[Challenge] The records that follow need to be output exactly as they are.

[Recorded information]
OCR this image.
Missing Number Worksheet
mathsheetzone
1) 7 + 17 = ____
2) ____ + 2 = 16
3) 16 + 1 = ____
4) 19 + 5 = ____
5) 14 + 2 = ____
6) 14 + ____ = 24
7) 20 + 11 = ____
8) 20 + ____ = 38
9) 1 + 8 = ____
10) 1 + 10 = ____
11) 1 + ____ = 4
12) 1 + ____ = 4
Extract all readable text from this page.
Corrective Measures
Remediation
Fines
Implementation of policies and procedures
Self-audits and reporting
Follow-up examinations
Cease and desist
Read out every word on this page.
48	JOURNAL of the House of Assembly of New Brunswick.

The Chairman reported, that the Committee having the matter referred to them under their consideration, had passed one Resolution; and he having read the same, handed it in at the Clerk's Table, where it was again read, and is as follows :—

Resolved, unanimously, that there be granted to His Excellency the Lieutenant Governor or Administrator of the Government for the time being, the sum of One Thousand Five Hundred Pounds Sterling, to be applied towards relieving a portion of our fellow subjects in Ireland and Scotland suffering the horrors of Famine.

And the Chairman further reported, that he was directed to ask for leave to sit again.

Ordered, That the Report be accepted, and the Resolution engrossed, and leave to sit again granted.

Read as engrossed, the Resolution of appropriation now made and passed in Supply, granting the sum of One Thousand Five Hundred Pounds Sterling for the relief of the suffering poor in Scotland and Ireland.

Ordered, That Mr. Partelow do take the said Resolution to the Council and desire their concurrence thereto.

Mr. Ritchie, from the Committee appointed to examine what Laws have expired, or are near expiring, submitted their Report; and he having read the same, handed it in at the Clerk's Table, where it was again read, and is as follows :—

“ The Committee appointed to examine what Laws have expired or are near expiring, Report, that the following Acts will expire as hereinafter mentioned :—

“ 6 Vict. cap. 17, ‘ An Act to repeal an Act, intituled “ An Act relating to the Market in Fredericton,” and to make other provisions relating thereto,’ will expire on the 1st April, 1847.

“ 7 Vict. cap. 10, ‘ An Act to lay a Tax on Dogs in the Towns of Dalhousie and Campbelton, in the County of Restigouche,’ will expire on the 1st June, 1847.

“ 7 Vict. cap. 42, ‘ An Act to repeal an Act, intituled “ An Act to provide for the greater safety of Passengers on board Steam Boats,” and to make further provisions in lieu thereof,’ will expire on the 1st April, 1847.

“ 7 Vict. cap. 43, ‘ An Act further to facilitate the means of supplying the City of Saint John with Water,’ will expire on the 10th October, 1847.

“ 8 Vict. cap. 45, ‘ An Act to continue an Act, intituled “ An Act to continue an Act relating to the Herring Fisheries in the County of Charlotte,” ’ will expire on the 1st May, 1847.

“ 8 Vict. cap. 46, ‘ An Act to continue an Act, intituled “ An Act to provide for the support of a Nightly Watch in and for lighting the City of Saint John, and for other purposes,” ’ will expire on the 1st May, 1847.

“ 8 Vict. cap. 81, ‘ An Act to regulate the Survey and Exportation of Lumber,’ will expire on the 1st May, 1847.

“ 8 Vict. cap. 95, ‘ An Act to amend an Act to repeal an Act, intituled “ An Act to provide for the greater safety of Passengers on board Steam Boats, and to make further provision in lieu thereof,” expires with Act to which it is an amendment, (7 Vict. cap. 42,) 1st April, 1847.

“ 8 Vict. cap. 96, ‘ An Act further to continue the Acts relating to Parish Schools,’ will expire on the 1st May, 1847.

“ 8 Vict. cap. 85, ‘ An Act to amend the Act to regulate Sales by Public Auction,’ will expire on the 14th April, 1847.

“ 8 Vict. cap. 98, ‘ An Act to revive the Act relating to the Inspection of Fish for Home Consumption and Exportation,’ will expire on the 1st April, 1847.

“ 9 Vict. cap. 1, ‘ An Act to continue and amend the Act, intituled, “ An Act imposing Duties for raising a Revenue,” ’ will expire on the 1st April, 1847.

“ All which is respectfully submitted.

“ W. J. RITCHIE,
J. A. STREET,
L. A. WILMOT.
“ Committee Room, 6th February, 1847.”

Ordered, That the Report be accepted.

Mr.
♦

[Task output]
OCR this image.
Missing Number Worksheet
mathsheetzone
1) 7 + 17 = ____
2) ____ + 2 = 16
3) 16 + 1 = ____
4) 19 + 5 = ____
5) 14 + 2 = ____
6) 14 + ____ = 24
7) 20 + 11 = ____
8) 20 + ____ = 38
9) 1 + 8 = ____
10) 1 + 10 = ____
11) 1 + ____ = 4
12) 1 + ____ = 4
Extract all readable text from this page.
Corrective Measures
Remediation
Fines
Implementation of policies and procedures
Self-audits and reporting
Follow-up examinations
Cease and desist
Read out every word on this page.
48	JOURNAL of the House of Assembly of New Brunswick.

The Chairman reported, that the Committee having the matter referred to them under their consideration, had passed one Resolution; and he having read the same, handed it in at the Clerk's Table, where it was again read, and is as follows :—

Resolved, unanimously, that there be granted to His Excellency the Lieutenant Governor or Administrator of the Government for the time being, the sum of One Thousand Five Hundred Pounds Sterling, to be applied towards relieving a portion of our fellow subjects in Ireland and Scotland suffering the horrors of Famine.

And the Chairman further reported, that he was directed to ask for leave to sit again.

Ordered, That the Report be accepted, and the Resolution engrossed, and leave to sit again granted.

Read as engrossed, the Resolution of appropriation now made and passed in Supply, granting the sum of One Thousand Five Hundred Pounds Sterling for the relief of the suffering poor in Scotland and Ireland.

Ordered, That Mr. Partelow do take the said Resolution to the Council and desire their concurrence thereto.

Mr. Ritchie, from the Committee appointed to examine what Laws have expired, or are near expiring, submitted their Report; and he having read the same, handed it in at the Clerk's Table, where it was again read, and is as follows :—

“ The Committee appointed to examine what Laws have expired or are near expiring, Report, that the following Acts will expire as hereinafter mentioned :—

“ 6 Vict. cap. 17, ‘ An Act to repeal an Act, intituled “ An Act relating to the Market in Fredericton,” and to make other provisions relating thereto,’ will expire on the 1st April, 1847.

“ 7 Vict. cap. 10, ‘ An Act to lay a Tax on Dogs in the Towns of Dalhousie and Campbelton, in the County of Restigouche,’ will expire on the 1st June, 1847.

“ 7 Vict. cap. 42, ‘ An Act to repeal an Act, intituled “ An Act to provide for the greater safety of Passengers on board Steam Boats,” and to make further provisions in lieu thereof,’ will expire on the 1st April, 1847.

“ 7 Vict. cap. 43, ‘ An Act further to facilitate the means of supplying the City of Saint John with Water,’ will expire on the 10th October, 1847.

“ 8 Vict. cap. 45, ‘ An Act to continue an Act, intituled “ An Act to continue an Act relating to the Herring Fisheries in the County of Charlotte,” ’ will expire on the 1st May, 1847.

“ 8 Vict. cap. 46, ‘ An Act to continue an Act, intituled “ An Act to provide for the support of a Nightly Watch in and for lighting the City of Saint John, and for other purposes,” ’ will expire on the 1st May, 1847.

“ 8 Vict. cap. 81, ‘ An Act to regulate the Survey and Exportation of Lumber,’ will expire on the 1st May, 1847.

“ 8 Vict. cap. 95, ‘ An Act to amend an Act to repeal an Act, intituled “ An Act to provide for the greater safety of Passengers on board Steam Boats, and to make further provision in lieu thereof,” expires with Act to which it is an amendment, (7 Vict. cap. 42,) 1st April, 1847.

“ 8 Vict. cap. 96, ‘ An Act further to continue the Acts relating to Parish Schools,’ will expire on the 1st May, 1847.

“ 8 Vict. cap. 85, ‘ An Act to amend the Act to regulate Sales by Public Auction,’ will expire on the 14th April, 1847.

“ 8 Vict. cap. 98, ‘ An Act to revive the Act relating to the Inspection of Fish for Home Consumption and Exportation,’ will expire on the 1st April, 1847.

“ 9 Vict. cap. 1, ‘ An Act to continue and amend the Act, intituled, “ An Act imposing Duties for raising a Revenue,” ’ will expire on the 1st April, 1847.

“ All which is respectfully submitted.

“ W. J. RITCHIE,
J. A. STREET,
L. A. WILMOT.
“ Committee Room, 6th February, 1847.”

Ordered, That the Report be accepted.

Mr.
♦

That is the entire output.